The task> Provide an exact reproduction of every entry.

[begin Data records]

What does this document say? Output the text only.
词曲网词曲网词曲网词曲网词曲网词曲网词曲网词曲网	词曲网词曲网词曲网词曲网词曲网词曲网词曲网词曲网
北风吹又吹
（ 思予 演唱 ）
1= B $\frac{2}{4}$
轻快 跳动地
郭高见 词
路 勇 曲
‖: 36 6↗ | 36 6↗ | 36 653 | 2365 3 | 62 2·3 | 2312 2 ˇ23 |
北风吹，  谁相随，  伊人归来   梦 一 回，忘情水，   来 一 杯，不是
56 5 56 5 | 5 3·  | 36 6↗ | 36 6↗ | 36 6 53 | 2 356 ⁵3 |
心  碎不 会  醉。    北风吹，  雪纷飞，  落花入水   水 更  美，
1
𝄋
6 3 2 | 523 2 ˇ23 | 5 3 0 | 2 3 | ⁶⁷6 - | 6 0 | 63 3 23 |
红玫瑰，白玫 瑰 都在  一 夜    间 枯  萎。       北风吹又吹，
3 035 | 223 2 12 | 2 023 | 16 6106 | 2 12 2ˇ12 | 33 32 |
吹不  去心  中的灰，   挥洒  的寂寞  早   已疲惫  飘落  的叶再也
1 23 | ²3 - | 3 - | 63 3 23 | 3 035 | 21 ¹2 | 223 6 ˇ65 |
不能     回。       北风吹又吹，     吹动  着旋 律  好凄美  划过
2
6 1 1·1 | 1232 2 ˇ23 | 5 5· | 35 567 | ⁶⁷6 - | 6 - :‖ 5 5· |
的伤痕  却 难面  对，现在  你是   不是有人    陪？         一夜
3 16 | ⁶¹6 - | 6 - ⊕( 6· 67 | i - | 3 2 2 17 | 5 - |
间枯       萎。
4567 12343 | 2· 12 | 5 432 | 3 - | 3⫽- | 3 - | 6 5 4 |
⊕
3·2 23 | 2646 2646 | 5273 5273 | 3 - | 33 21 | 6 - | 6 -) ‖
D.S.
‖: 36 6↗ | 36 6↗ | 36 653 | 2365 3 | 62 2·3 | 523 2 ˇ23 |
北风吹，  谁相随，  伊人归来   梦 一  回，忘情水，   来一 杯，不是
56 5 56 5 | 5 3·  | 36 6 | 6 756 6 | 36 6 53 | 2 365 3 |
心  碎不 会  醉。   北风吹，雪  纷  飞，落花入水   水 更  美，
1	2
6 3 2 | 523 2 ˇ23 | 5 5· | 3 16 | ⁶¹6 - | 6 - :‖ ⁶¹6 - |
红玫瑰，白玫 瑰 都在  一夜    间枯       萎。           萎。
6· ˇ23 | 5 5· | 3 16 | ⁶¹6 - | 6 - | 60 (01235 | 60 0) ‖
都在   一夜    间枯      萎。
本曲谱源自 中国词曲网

[end Data records]

Worked answer>
What does this document say? Output the text only.
词曲网词曲网词曲网词曲网词曲网词曲网词曲网词曲网	词曲网词曲网词曲网词曲网词曲网词曲网词曲网词曲网
北风吹又吹
（ 思予 演唱 ）
1= B $\frac{2}{4}$
轻快 跳动地
郭高见 词
路 勇 曲
‖: 36 6↗ | 36 6↗ | 36 653 | 2365 3 | 62 2·3 | 2312 2 ˇ23 |
北风吹，  谁相随，  伊人归来   梦 一 回，忘情水，   来 一 杯，不是
56 5 56 5 | 5 3·  | 36 6↗ | 36 6↗ | 36 6 53 | 2 356 ⁵3 |
心  碎不 会  醉。    北风吹，  雪纷飞，  落花入水   水 更  美，
1
𝄋
6 3 2 | 523 2 ˇ23 | 5 3 0 | 2 3 | ⁶⁷6 - | 6 0 | 63 3 23 |
红玫瑰，白玫 瑰 都在  一 夜    间 枯  萎。       北风吹又吹，
3 035 | 223 2 12 | 2 023 | 16 6106 | 2 12 2ˇ12 | 33 32 |
吹不  去心  中的灰，   挥洒  的寂寞  早   已疲惫  飘落  的叶再也
1 23 | ²3 - | 3 - | 63 3 23 | 3 035 | 21 ¹2 | 223 6 ˇ65 |
不能     回。       北风吹又吹，     吹动  着旋 律  好凄美  划过
2
6 1 1·1 | 1232 2 ˇ23 | 5 5· | 35 567 | ⁶⁷6 - | 6 - :‖ 5 5· |
的伤痕  却 难面  对，现在  你是   不是有人    陪？         一夜
3 16 | ⁶¹6 - | 6 - ⊕( 6· 67 | i - | 3 2 2 17 | 5 - |
间枯       萎。
4567 12343 | 2· 12 | 5 432 | 3 - | 3⫽- | 3 - | 6 5 4 |
⊕
3·2 23 | 2646 2646 | 5273 5273 | 3 - | 33 21 | 6 - | 6 -) ‖
D.S.
‖: 36 6↗ | 36 6↗ | 36 653 | 2365 3 | 62 2·3 | 523 2 ˇ23 |
北风吹，  谁相随，  伊人归来   梦 一  回，忘情水，   来一 杯，不是
56 5 56 5 | 5 3·  | 36 6 | 6 756 6 | 36 6 53 | 2 365 3 |
心  碎不 会  醉。   北风吹，雪  纷  飞，落花入水   水 更  美，
1	2
6 3 2 | 523 2 ˇ23 | 5 5· | 3 16 | ⁶¹6 - | 6 - :‖ ⁶¹6 - |
红玫瑰，白玫 瑰 都在  一夜    间枯       萎。           萎。
6· ˇ23 | 5 5· | 3 16 | ⁶¹6 - | 6 - | 60 (01235 | 60 0) ‖
都在   一夜    间枯      萎。
本曲谱源自 中国词曲网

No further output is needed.